What is asked —
Reproduce every entry exactly, without alteration.

Provided data —

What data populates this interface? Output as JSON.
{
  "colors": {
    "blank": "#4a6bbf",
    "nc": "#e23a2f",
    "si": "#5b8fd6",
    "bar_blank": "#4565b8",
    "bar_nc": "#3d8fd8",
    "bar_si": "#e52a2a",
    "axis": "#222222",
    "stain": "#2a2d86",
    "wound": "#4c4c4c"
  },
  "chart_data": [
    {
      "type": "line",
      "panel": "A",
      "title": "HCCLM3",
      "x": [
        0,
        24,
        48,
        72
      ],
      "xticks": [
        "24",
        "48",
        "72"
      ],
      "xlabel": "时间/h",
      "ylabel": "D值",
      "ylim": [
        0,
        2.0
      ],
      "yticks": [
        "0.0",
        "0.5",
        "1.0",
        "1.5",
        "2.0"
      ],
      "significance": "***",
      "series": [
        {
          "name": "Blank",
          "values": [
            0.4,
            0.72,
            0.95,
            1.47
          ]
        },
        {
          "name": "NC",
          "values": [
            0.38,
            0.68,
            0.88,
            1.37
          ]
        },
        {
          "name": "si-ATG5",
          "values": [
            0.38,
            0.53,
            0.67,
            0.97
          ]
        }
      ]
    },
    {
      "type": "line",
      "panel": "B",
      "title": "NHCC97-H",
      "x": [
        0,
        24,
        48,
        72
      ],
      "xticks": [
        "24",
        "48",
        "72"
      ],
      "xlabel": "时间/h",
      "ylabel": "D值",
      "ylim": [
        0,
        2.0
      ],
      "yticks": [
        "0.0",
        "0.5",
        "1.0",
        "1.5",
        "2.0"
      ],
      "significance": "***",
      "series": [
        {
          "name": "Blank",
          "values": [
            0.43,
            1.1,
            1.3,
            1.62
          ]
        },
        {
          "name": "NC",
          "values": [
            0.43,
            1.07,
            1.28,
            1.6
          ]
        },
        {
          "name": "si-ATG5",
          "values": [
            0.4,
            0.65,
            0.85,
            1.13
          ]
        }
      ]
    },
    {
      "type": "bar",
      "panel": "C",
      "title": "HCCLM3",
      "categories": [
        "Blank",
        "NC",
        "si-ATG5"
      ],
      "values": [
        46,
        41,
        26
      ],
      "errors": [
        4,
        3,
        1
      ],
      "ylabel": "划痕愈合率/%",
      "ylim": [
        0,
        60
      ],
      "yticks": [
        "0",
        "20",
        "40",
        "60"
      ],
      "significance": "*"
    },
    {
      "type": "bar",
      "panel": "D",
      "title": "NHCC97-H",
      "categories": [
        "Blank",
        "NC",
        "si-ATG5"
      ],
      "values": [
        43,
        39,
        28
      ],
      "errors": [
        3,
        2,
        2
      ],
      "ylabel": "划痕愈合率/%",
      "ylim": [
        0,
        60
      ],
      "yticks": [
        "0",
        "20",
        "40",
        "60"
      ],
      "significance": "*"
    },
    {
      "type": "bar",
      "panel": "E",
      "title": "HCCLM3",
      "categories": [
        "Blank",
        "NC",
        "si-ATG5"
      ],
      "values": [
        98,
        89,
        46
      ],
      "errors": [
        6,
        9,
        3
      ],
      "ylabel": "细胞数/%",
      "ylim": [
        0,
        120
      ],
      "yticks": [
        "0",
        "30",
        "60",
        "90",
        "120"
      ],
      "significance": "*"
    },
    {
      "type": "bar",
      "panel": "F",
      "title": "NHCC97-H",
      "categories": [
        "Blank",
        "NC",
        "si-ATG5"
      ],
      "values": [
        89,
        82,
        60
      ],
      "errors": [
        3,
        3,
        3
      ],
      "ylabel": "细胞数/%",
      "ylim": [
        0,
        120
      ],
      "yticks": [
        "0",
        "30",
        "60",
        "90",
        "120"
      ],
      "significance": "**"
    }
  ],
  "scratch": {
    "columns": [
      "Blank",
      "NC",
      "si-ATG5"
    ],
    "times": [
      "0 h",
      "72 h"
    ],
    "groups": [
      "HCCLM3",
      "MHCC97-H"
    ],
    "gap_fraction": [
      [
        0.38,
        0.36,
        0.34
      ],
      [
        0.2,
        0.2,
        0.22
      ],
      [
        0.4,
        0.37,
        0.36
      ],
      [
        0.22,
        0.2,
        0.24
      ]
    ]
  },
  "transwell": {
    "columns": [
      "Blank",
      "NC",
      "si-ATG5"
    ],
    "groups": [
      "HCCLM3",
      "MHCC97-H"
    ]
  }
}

In response —
What data populates this interface? Output as JSON.
{
  "colors": {
    "blank": "#4a6bbf",
    "nc": "#e23a2f",
    "si": "#5b8fd6",
    "bar_blank": "#4565b8",
    "bar_nc": "#3d8fd8",
    "bar_si": "#e52a2a",
    "axis": "#222222",
    "stain": "#2a2d86",
    "wound": "#4c4c4c"
  },
  "chart_data": [
    {
      "type": "line",
      "panel": "A",
      "title": "HCCLM3",
      "x": [
        0,
        24,
        48,
        72
      ],
      "xticks": [
        "24",
        "48",
        "72"
      ],
      "xlabel": "时间/h",
      "ylabel": "D值",
      "ylim": [
        0,
        2.0
      ],
      "yticks": [
        "0.0",
        "0.5",
        "1.0",
        "1.5",
        "2.0"
      ],
      "significance": "***",
      "series": [
        {
          "name": "Blank",
          "values": [
            0.4,
            0.72,
            0.95,
            1.47
          ]
        },
        {
          "name": "NC",
          "values": [
            0.38,
            0.68,
            0.88,
            1.37
          ]
        },
        {
          "name": "si-ATG5",
          "values": [
            0.38,
            0.53,
            0.67,
            0.97
          ]
        }
      ]
    },
    {
      "type": "line",
      "panel": "B",
      "title": "NHCC97-H",
      "x": [
        0,
        24,
        48,
        72
      ],
      "xticks": [
        "24",
        "48",
        "72"
      ],
      "xlabel": "时间/h",
      "ylabel": "D值",
      "ylim": [
        0,
        2.0
      ],
      "yticks": [
        "0.0",
        "0.5",
        "1.0",
        "1.5",
        "2.0"
      ],
      "significance": "***",
      "series": [
        {
          "name": "Blank",
          "values": [
            0.43,
            1.1,
            1.3,
            1.62
          ]
        },
        {
          "name": "NC",
          "values": [
            0.43,
            1.07,
            1.28,
            1.6
          ]
        },
        {
          "name": "si-ATG5",
          "values": [
            0.4,
            0.65,
            0.85,
            1.13
          ]
        }
      ]
    },
    {
      "type": "bar",
      "panel": "C",
      "title": "HCCLM3",
      "categories": [
        "Blank",
        "NC",
        "si-ATG5"
      ],
      "values": [
        46,
        41,
        26
      ],
      "errors": [
        4,
        3,
        1
      ],
      "ylabel": "划痕愈合率/%",
      "ylim": [
        0,
        60
      ],
      "yticks": [
        "0",
        "20",
        "40",
        "60"
      ],
      "significance": "*"
    },
    {
      "type": "bar",
      "panel": "D",
      "title": "NHCC97-H",
      "categories": [
        "Blank",
        "NC",
        "si-ATG5"
      ],
      "values": [
        43,
        39,
        28
      ],
      "errors": [
        3,
        2,
        2
      ],
      "ylabel": "划痕愈合率/%",
      "ylim": [
        0,
        60
      ],
      "yticks": [
        "0",
        "20",
        "40",
        "60"
      ],
      "significance": "*"
    },
    {
      "type": "bar",
      "panel": "E",
      "title": "HCCLM3",
      "categories": [
        "Blank",
        "NC",
        "si-ATG5"
      ],
      "values": [
        98,
        89,
        46
      ],
      "errors": [
        6,
        9,
        3
      ],
      "ylabel": "细胞数/%",
      "ylim": [
        0,
        120
      ],
      "yticks": [
        "0",
        "30",
        "60",
        "90",
        "120"
      ],
      "significance": "*"
    },
    {
      "type": "bar",
      "panel": "F",
      "title": "NHCC97-H",
      "categories": [
        "Blank",
        "NC",
        "si-ATG5"
      ],
      "values": [
        89,
        82,
        60
      ],
      "errors": [
        3,
        3,
        3
      ],
      "ylabel": "细胞数/%",
      "ylim": [
        0,
        120
      ],
      "yticks": [
        "0",
        "30",
        "60",
        "90",
        "120"
      ],
      "significance": "**"
    }
  ],
  "scratch": {
    "columns": [
      "Blank",
      "NC",
      "si-ATG5"
    ],
    "times": [
      "0 h",
      "72 h"
    ],
    "groups": [
      "HCCLM3",
      "MHCC97-H"
    ],
    "gap_fraction": [
      [
        0.38,
        0.36,
        0.34
      ],
      [
        0.2,
        0.2,
        0.22
      ],
      [
        0.4,
        0.37,
        0.36
      ],
      [
        0.22,
        0.2,
        0.24
      ]
    ]
  },
  "transwell": {
    "columns": [
      "Blank",
      "NC",
      "si-ATG5"
    ],
    "groups": [
      "HCCLM3",
      "MHCC97-H"
    ]
  }
}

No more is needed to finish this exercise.